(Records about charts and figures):
##########

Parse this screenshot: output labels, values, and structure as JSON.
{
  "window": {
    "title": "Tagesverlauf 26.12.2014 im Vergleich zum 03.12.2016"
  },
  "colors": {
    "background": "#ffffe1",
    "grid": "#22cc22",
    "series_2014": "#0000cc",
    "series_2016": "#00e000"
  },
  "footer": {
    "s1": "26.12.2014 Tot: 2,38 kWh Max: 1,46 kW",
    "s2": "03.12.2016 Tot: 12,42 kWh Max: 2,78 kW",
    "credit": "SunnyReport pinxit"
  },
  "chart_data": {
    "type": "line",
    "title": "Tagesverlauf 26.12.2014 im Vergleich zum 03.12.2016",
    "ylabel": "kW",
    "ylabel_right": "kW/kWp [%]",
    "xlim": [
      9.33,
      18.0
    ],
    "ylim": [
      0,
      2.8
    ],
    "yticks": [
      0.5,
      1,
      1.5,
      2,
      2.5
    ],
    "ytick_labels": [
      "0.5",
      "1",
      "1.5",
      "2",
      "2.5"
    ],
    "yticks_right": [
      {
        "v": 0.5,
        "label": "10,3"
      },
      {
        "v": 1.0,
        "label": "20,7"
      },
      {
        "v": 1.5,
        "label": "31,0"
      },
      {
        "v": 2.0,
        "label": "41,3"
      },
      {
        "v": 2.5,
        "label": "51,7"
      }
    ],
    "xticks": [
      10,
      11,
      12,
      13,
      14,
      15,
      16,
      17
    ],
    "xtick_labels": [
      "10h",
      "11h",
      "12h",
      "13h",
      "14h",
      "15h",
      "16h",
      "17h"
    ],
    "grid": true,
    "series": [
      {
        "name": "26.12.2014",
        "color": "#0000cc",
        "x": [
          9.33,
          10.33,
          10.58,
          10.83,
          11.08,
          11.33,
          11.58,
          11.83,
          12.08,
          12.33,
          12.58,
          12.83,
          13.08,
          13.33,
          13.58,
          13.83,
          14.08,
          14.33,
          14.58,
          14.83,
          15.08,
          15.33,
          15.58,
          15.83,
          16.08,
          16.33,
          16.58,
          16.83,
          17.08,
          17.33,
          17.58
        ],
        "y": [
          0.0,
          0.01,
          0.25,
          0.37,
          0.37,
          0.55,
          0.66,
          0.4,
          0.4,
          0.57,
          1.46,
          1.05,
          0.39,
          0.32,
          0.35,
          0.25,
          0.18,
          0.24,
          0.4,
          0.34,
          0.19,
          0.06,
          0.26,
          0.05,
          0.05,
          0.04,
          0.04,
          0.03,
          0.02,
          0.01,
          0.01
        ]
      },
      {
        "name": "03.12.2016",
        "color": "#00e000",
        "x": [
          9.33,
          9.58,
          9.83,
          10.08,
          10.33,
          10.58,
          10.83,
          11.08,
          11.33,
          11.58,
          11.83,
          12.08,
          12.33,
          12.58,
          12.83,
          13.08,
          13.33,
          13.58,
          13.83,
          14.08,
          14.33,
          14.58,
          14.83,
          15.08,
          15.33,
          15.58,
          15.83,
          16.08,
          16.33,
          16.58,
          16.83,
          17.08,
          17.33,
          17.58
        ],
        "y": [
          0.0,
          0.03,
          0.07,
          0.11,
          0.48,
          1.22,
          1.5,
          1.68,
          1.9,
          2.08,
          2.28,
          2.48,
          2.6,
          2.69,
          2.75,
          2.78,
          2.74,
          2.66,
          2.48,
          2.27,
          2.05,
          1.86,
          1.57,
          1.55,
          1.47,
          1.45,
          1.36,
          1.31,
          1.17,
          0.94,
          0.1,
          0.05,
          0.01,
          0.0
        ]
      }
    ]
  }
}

##########

(What is needed): Output the lines above verbatim and in full.

(Full response):
Parse this screenshot: output labels, values, and structure as JSON.
{
  "window": {
    "title": "Tagesverlauf 26.12.2014 im Vergleich zum 03.12.2016"
  },
  "colors": {
    "background": "#ffffe1",
    "grid": "#22cc22",
    "series_2014": "#0000cc",
    "series_2016": "#00e000"
  },
  "footer": {
    "s1": "26.12.2014 Tot: 2,38 kWh Max: 1,46 kW",
    "s2": "03.12.2016 Tot: 12,42 kWh Max: 2,78 kW",
    "credit": "SunnyReport pinxit"
  },
  "chart_data": {
    "type": "line",
    "title": "Tagesverlauf 26.12.2014 im Vergleich zum 03.12.2016",
    "ylabel": "kW",
    "ylabel_right": "kW/kWp [%]",
    "xlim": [
      9.33,
      18.0
    ],
    "ylim": [
      0,
      2.8
    ],
    "yticks": [
      0.5,
      1,
      1.5,
      2,
      2.5
    ],
    "ytick_labels": [
      "0.5",
      "1",
      "1.5",
      "2",
      "2.5"
    ],
    "yticks_right": [
      {
        "v": 0.5,
        "label": "10,3"
      },
      {
        "v": 1.0,
        "label": "20,7"
      },
      {
        "v": 1.5,
        "label": "31,0"
      },
      {
        "v": 2.0,
        "label": "41,3"
      },
      {
        "v": 2.5,
        "label": "51,7"
      }
    ],
    "xticks": [
      10,
      11,
      12,
      13,
      14,
      15,
      16,
      17
    ],
    "xtick_labels": [
      "10h",
      "11h",
      "12h",
      "13h",
      "14h",
      "15h",
      "16h",
      "17h"
    ],
    "grid": true,
    "series": [
      {
        "name": "26.12.2014",
        "color": "#0000cc",
        "x": [
          9.33,
          10.33,
          10.58,
          10.83,
          11.08,
          11.33,
          11.58,
          11.83,
          12.08,
          12.33,
          12.58,
          12.83,
          13.08,
          13.33,
          13.58,
          13.83,
          14.08,
          14.33,
          14.58,
          14.83,
          15.08,
          15.33,
          15.58,
          15.83,
          16.08,
          16.33,
          16.58,
          16.83,
          17.08,
          17.33,
          17.58
        ],
        "y": [
          0.0,
          0.01,
          0.25,
          0.37,
          0.37,
          0.55,
          0.66,
          0.4,
          0.4,
          0.57,
          1.46,
          1.05,
          0.39,
          0.32,
          0.35,
          0.25,
          0.18,
          0.24,
          0.4,
          0.34,
          0.19,
          0.06,
          0.26,
          0.05,
          0.05,
          0.04,
          0.04,
          0.03,
          0.02,
          0.01,
          0.01
        ]
      },
      {
        "name": "03.12.2016",
        "color": "#00e000",
        "x": [
          9.33,
          9.58,
          9.83,
          10.08,
          10.33,
          10.58,
          10.83,
          11.08,
          11.33,
          11.58,
          11.83,
          12.08,
          12.33,
          12.58,
          12.83,
          13.08,
          13.33,
          13.58,
          13.83,
          14.08,
          14.33,
          14.58,
          14.83,
          15.08,
          15.33,
          15.58,
          15.83,
          16.08,
          16.33,
          16.58,
          16.83,
          17.08,
          17.33,
          17.58
        ],
        "y": [
          0.0,
          0.03,
          0.07,
          0.11,
          0.48,
          1.22,
          1.5,
          1.68,
          1.9,
          2.08,
          2.28,
          2.48,
          2.6,
          2.69,
          2.75,
          2.78,
          2.74,
          2.66,
          2.48,
          2.27,
          2.05,
          1.86,
          1.57,
          1.55,
          1.47,
          1.45,
          1.36,
          1.31,
          1.17,
          0.94,
          0.1,
          0.05,
          0.01,
          0.0
        ]
      }
    ]
  }
}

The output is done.